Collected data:
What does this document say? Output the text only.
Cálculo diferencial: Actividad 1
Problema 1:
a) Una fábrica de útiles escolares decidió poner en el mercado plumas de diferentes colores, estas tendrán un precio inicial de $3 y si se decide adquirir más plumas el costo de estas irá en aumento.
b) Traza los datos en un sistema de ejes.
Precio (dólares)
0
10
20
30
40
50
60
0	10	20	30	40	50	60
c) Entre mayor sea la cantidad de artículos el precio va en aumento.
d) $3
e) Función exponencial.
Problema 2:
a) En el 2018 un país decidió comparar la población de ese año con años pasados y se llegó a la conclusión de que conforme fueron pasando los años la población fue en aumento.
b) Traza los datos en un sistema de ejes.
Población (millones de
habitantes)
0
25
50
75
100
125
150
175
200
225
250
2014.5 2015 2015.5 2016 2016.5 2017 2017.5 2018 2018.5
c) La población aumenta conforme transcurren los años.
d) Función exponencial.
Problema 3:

Stated exercise. Write every record out again, unaltered.

The completed task.
What does this document say? Output the text only.
Cálculo diferencial: Actividad 1
Problema 1:
a) Una fábrica de útiles escolares decidió poner en el mercado plumas de diferentes colores, estas tendrán un precio inicial de $3 y si se decide adquirir más plumas el costo de estas irá en aumento.
b) Traza los datos en un sistema de ejes.
Precio (dólares)
0
10
20
30
40
50
60
0	10	20	30	40	50	60
c) Entre mayor sea la cantidad de artículos el precio va en aumento.
d) $3
e) Función exponencial.
Problema 2:
a) En el 2018 un país decidió comparar la población de ese año con años pasados y se llegó a la conclusión de que conforme fueron pasando los años la población fue en aumento.
b) Traza los datos en un sistema de ejes.
Población (millones de
habitantes)
0
25
50
75
100
125
150
175
200
225
250
2014.5 2015 2015.5 2016 2016.5 2017 2017.5 2018 2018.5
c) La población aumenta conforme transcurren los años.
d) Función exponencial.
Problema 3:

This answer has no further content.